Using the listing below, please gather every line containing the word "design".

Extracts from a graphics dataset:
--

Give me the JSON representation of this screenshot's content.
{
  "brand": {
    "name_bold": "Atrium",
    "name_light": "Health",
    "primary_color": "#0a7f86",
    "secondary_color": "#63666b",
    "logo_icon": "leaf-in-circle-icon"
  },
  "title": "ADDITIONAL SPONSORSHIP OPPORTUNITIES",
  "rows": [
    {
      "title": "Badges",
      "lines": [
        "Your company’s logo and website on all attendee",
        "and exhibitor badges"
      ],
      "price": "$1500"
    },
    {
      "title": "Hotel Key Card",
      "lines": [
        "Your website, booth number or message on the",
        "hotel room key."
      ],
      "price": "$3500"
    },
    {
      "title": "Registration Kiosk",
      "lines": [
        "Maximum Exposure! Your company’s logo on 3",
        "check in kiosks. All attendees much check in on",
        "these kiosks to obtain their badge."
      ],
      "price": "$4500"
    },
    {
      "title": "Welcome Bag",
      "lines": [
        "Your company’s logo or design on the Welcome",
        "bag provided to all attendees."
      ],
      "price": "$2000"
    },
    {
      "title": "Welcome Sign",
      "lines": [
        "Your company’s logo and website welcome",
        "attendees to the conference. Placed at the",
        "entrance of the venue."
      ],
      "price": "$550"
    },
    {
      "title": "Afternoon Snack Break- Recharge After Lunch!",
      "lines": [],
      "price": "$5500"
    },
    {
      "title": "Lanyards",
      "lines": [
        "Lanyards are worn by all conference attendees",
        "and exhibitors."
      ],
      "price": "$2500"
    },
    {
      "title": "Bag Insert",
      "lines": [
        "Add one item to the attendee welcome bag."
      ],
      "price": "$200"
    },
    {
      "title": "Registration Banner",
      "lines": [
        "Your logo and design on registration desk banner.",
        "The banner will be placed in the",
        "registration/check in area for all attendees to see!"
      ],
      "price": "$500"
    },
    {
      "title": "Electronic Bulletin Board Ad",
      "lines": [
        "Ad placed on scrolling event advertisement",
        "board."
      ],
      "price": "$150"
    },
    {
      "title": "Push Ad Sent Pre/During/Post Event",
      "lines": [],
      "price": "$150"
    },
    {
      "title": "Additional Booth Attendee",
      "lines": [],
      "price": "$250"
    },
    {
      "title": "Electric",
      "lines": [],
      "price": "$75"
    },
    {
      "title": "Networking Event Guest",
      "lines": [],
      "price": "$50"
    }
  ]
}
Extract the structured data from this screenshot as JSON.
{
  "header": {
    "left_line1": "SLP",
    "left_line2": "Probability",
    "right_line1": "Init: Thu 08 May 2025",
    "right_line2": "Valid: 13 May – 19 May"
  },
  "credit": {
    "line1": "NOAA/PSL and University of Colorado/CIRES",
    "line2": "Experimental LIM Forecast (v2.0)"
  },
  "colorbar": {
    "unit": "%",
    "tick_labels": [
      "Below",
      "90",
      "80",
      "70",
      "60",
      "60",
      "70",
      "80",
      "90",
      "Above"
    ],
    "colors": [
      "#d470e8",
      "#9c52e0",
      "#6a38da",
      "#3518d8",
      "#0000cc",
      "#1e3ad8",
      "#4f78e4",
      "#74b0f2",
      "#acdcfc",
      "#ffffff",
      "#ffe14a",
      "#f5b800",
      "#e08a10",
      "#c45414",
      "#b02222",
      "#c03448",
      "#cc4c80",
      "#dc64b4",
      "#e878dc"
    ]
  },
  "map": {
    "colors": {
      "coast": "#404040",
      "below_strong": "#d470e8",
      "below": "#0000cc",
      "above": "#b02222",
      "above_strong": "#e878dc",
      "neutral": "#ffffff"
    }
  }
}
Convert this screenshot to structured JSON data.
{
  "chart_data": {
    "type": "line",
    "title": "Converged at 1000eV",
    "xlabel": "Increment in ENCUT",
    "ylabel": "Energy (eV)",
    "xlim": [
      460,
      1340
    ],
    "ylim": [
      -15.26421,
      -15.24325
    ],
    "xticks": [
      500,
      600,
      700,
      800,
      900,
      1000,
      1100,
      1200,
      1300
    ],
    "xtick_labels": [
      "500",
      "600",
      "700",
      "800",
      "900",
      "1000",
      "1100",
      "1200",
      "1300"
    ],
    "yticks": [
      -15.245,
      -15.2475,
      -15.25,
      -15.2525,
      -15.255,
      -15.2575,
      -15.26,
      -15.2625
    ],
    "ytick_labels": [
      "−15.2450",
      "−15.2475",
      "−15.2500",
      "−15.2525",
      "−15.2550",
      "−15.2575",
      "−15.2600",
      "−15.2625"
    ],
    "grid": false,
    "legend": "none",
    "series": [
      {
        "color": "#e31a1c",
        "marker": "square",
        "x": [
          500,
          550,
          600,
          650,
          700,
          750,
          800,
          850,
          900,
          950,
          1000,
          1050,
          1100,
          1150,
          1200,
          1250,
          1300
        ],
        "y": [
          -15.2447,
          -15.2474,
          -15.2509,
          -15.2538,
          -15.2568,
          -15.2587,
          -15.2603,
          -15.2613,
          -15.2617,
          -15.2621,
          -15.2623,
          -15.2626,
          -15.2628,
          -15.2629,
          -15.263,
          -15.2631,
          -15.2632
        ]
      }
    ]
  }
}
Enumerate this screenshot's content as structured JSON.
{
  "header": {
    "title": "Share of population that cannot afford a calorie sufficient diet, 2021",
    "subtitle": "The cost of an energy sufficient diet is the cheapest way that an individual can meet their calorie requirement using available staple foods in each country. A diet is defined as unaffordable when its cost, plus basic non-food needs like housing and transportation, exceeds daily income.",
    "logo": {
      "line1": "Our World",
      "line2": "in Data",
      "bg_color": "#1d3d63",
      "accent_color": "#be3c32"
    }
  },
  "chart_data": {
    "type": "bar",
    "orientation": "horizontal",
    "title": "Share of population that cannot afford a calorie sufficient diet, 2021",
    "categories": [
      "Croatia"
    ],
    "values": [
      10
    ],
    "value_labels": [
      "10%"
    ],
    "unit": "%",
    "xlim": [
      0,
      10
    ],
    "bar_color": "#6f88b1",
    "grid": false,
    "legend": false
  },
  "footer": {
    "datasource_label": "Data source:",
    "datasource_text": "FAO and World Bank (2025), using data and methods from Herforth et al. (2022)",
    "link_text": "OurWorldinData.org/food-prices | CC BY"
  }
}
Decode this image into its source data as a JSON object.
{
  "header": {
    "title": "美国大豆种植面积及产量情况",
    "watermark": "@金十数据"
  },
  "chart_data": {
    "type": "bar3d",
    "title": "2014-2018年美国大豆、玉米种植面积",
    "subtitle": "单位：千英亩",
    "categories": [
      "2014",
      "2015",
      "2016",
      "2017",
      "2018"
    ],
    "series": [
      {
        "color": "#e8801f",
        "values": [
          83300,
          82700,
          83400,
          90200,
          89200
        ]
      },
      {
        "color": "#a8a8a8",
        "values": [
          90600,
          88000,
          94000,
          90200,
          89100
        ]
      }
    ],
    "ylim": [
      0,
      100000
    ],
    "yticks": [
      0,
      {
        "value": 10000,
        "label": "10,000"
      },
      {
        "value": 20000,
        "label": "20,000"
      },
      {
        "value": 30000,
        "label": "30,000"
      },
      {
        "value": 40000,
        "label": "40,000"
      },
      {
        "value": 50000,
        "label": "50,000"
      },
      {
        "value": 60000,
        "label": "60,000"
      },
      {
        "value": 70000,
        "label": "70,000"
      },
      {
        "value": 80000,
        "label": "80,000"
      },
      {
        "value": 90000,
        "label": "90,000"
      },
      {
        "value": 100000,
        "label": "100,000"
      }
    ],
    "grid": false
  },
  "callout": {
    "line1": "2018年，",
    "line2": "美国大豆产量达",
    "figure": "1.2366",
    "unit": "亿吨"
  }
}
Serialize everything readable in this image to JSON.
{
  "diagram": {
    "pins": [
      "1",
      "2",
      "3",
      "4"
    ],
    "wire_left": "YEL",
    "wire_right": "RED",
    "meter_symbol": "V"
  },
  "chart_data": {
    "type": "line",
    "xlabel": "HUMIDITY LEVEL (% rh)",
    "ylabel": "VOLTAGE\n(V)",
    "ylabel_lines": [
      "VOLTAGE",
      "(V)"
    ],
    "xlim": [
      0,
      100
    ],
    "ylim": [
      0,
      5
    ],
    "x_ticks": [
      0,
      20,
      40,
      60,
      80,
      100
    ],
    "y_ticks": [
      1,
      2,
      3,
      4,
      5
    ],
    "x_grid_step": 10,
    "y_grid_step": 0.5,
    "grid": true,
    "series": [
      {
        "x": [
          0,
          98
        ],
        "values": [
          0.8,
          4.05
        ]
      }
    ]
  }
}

--

* [Solution to the problem]:
        "Your company’s logo or design on the Welcome",
        "Your logo and design on registration desk banner.",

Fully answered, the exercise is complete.